Your task.
Pull every line with the word "napban" out of the entries below.

Records for this task.
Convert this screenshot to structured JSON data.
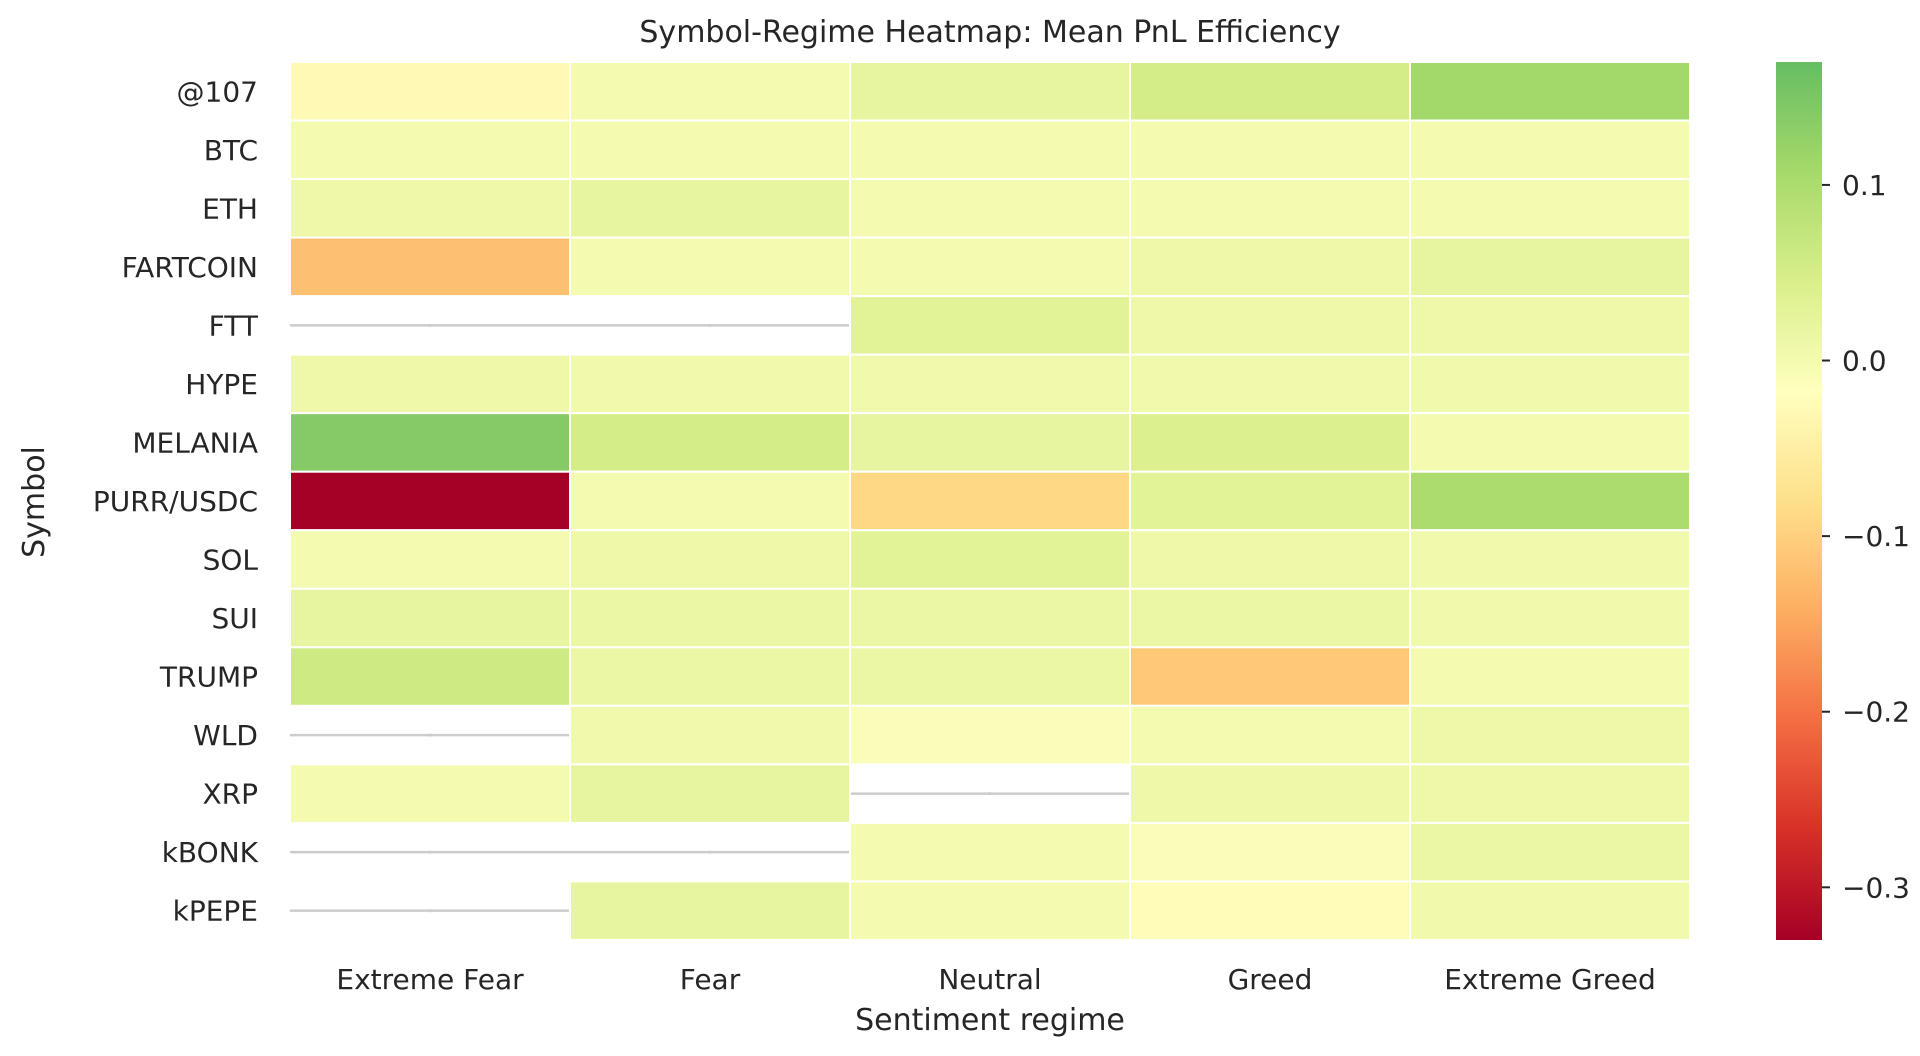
{
  "chart_data": {
    "type": "heatmap",
    "title": "Symbol-Regime Heatmap: Mean PnL Efficiency",
    "xlabel": "Sentiment regime",
    "ylabel": "Symbol",
    "x_categories": [
      "Extreme Fear",
      "Fear",
      "Neutral",
      "Greed",
      "Extreme Greed"
    ],
    "y_categories": [
      "@107",
      "BTC",
      "ETH",
      "FARTCOIN",
      "FTT",
      "HYPE",
      "MELANIA",
      "PURR/USDC",
      "SOL",
      "SUI",
      "TRUMP",
      "WLD",
      "XRP",
      "kBONK",
      "kPEPE"
    ],
    "values": [
      [
        -0.03,
        0.0,
        0.02,
        0.05,
        0.11
      ],
      [
        0.0,
        0.0,
        0.0,
        0.0,
        0.0
      ],
      [
        0.01,
        0.02,
        0.0,
        0.0,
        0.0
      ],
      [
        -0.12,
        0.0,
        0.0,
        0.01,
        0.02
      ],
      [
        null,
        null,
        0.03,
        0.01,
        0.01
      ],
      [
        0.01,
        0.005,
        0.005,
        0.005,
        0.005
      ],
      [
        0.14,
        0.05,
        0.02,
        0.04,
        0.0
      ],
      [
        -0.33,
        0.0,
        -0.09,
        0.03,
        0.1
      ],
      [
        0.0,
        0.01,
        0.03,
        0.01,
        0.005
      ],
      [
        0.02,
        0.015,
        0.015,
        0.015,
        0.005
      ],
      [
        0.06,
        0.015,
        0.015,
        -0.11,
        0.0
      ],
      [
        null,
        0.005,
        -0.01,
        0.0,
        0.01
      ],
      [
        0.0,
        0.02,
        null,
        0.01,
        0.01
      ],
      [
        null,
        null,
        0.0,
        -0.01,
        0.015
      ],
      [
        null,
        0.02,
        0.0,
        -0.025,
        0.005
      ]
    ],
    "colorbar": {
      "vmin": -0.33,
      "vmax": 0.17,
      "ticks": [
        0.1,
        0.0,
        -0.1,
        -0.2,
        -0.3
      ],
      "tick_labels": [
        "0.1",
        "0.0",
        "−0.1",
        "−0.2",
        "−0.3"
      ],
      "colormap": [
        "#a50026",
        "#d73027",
        "#f46d43",
        "#fdae61",
        "#fee08b",
        "#ffffbf",
        "#d9ef8b",
        "#a6d96a",
        "#66bd63"
      ]
    },
    "missing_color": "#ffffff",
    "grid": true,
    "legend": "colorbar-right"
  }
}
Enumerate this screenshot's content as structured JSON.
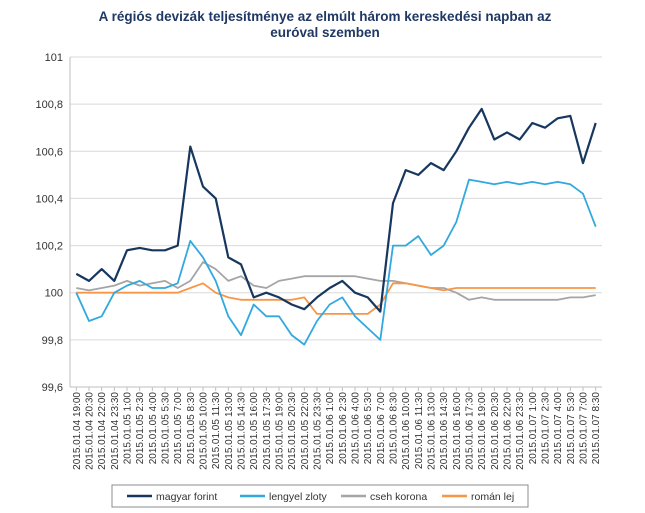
{
  "chart_data": {
    "type": "line",
    "title": "A régiós devizák teljesítménye  az elmúlt három kereskedési napban az euróval szemben",
    "title_lines": [
      "A régiós devizák teljesítménye  az elmúlt három kereskedési napban az",
      "euróval szemben"
    ],
    "xlabel": "",
    "ylabel": "",
    "ylim": [
      99.6,
      101.0
    ],
    "yticks": [
      "99,6",
      "99,8",
      "100",
      "100,2",
      "100,4",
      "100,6",
      "100,8",
      "101"
    ],
    "ytick_values": [
      99.6,
      99.8,
      100.0,
      100.2,
      100.4,
      100.6,
      100.8,
      101.0
    ],
    "grid": true,
    "legend_position": "bottom",
    "xticks": [
      "2015.01.04 19:00",
      "2015.01.04 20:30",
      "2015.01.04 22:00",
      "2015.01.04 23:30",
      "2015.01.05 1:00",
      "2015.01.05 2:30",
      "2015.01.05 4:00",
      "2015.01.05 5:30",
      "2015.01.05 7:00",
      "2015.01.05 8:30",
      "2015.01.05 10:00",
      "2015.01.05 11:30",
      "2015.01.05 13:00",
      "2015.01.05 14:30",
      "2015.01.05 16:00",
      "2015.01.05 17:30",
      "2015.01.05 19:00",
      "2015.01.05 20:30",
      "2015.01.05 22:00",
      "2015.01.05 23:30",
      "2015.01.06 1:00",
      "2015.01.06 2:30",
      "2015.01.06 4:00",
      "2015.01.06 5:30",
      "2015.01.06 7:00",
      "2015.01.06 8:30",
      "2015.01.06 10:00",
      "2015.01.06 11:30",
      "2015.01.06 13:00",
      "2015.01.06 14:30",
      "2015.01.06 16:00",
      "2015.01.06 17:30",
      "2015.01.06 19:00",
      "2015.01.06 20:30",
      "2015.01.06 22:00",
      "2015.01.06 23:30",
      "2015.01.07 1:00",
      "2015.01.07 2:30",
      "2015.01.07 4:00",
      "2015.01.07 5:30",
      "2015.01.07 7:00",
      "2015.01.07 8:30"
    ],
    "series": [
      {
        "name": "magyar forint",
        "color": "#17375e",
        "values": [
          100.08,
          100.05,
          100.1,
          100.05,
          100.18,
          100.19,
          100.18,
          100.18,
          100.2,
          100.62,
          100.45,
          100.4,
          100.15,
          100.12,
          99.98,
          100.0,
          99.98,
          99.95,
          99.93,
          99.98,
          100.02,
          100.05,
          100.0,
          99.98,
          99.92,
          100.38,
          100.52,
          100.5,
          100.55,
          100.52,
          100.6,
          100.7,
          100.78,
          100.65,
          100.68,
          100.65,
          100.72,
          100.7,
          100.74,
          100.75,
          100.55,
          100.72
        ]
      },
      {
        "name": "lengyel zloty",
        "color": "#31a9df",
        "values": [
          100.0,
          99.88,
          99.9,
          100.0,
          100.03,
          100.05,
          100.02,
          100.02,
          100.04,
          100.22,
          100.15,
          100.05,
          99.9,
          99.82,
          99.95,
          99.9,
          99.9,
          99.82,
          99.78,
          99.88,
          99.95,
          99.98,
          99.9,
          99.85,
          99.8,
          100.2,
          100.2,
          100.24,
          100.16,
          100.2,
          100.3,
          100.48,
          100.47,
          100.46,
          100.47,
          100.46,
          100.47,
          100.46,
          100.47,
          100.46,
          100.42,
          100.28
        ]
      },
      {
        "name": "cseh korona",
        "color": "#a5a5a5",
        "values": [
          100.02,
          100.01,
          100.02,
          100.03,
          100.05,
          100.03,
          100.04,
          100.05,
          100.02,
          100.05,
          100.13,
          100.1,
          100.05,
          100.07,
          100.03,
          100.02,
          100.05,
          100.06,
          100.07,
          100.07,
          100.07,
          100.07,
          100.07,
          100.06,
          100.05,
          100.05,
          100.04,
          100.03,
          100.02,
          100.02,
          100.0,
          99.97,
          99.98,
          99.97,
          99.97,
          99.97,
          99.97,
          99.97,
          99.97,
          99.98,
          99.98,
          99.99
        ]
      },
      {
        "name": "román lej",
        "color": "#f79646",
        "values": [
          100.0,
          100.0,
          100.0,
          100.0,
          100.0,
          100.0,
          100.0,
          100.0,
          100.0,
          100.02,
          100.04,
          100.0,
          99.98,
          99.97,
          99.97,
          99.97,
          99.97,
          99.97,
          99.98,
          99.91,
          99.91,
          99.91,
          99.91,
          99.91,
          99.95,
          100.04,
          100.04,
          100.03,
          100.02,
          100.01,
          100.02,
          100.02,
          100.02,
          100.02,
          100.02,
          100.02,
          100.02,
          100.02,
          100.02,
          100.02,
          100.02,
          100.02
        ]
      }
    ]
  }
}
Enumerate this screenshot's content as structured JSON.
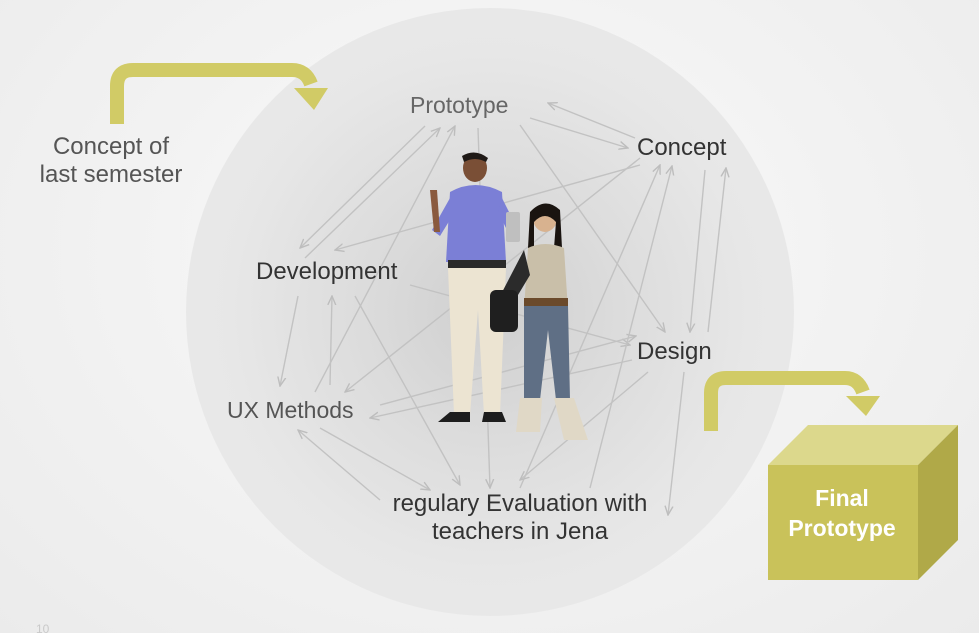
{
  "nodes": {
    "prototype": "Prototype",
    "concept": "Concept",
    "development": "Development",
    "design": "Design",
    "ux_methods": "UX Methods",
    "evaluation_line1": "regulary Evaluation with",
    "evaluation_line2": "teachers in Jena"
  },
  "input": {
    "line1": "Concept of",
    "line2": "last semester"
  },
  "output": {
    "line1": "Final",
    "line2": "Prototype"
  },
  "page_number": "10",
  "colors": {
    "accent": "#d1cb66",
    "box_front": "#c9c25a",
    "box_top": "#dcd88c",
    "box_side": "#b0a948",
    "edge": "#bdbdbd"
  }
}
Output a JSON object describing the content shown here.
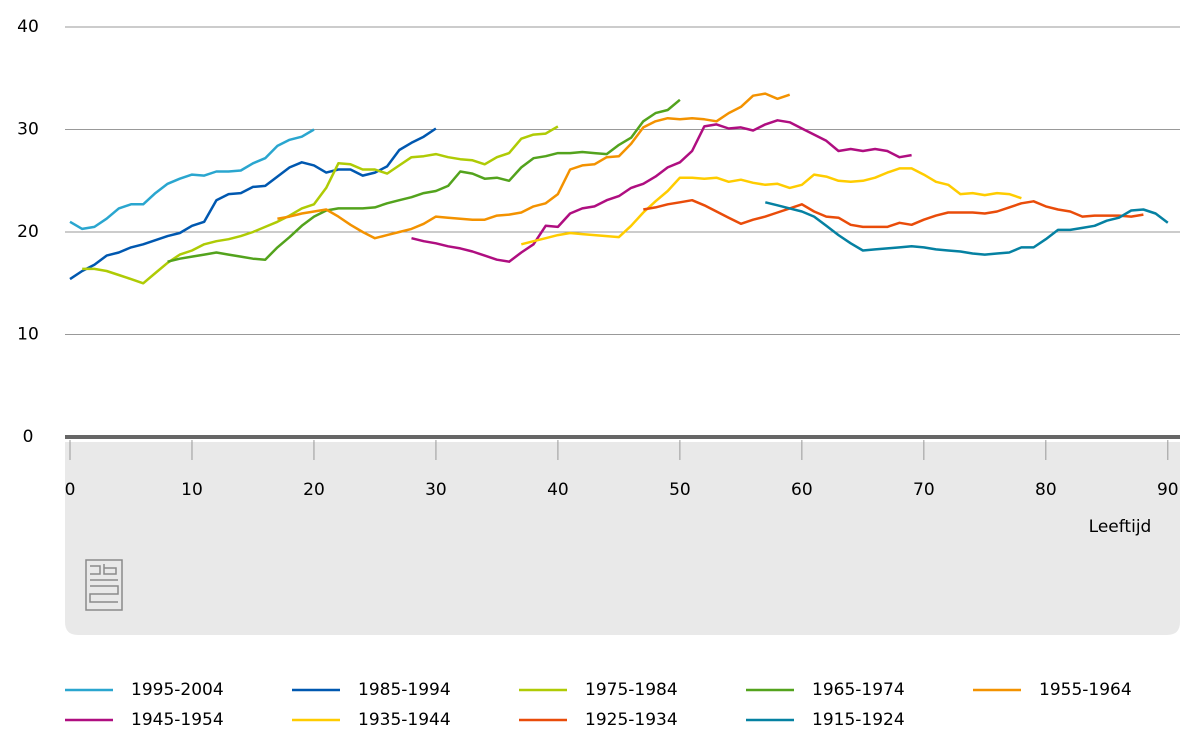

Correct answer.
    "title": "A régiós devizák teljesítménye  az elmúlt három kereskedési napban az euróval szemben",
      "A régiós devizák teljesítménye  az elmúlt három kereskedési napban az",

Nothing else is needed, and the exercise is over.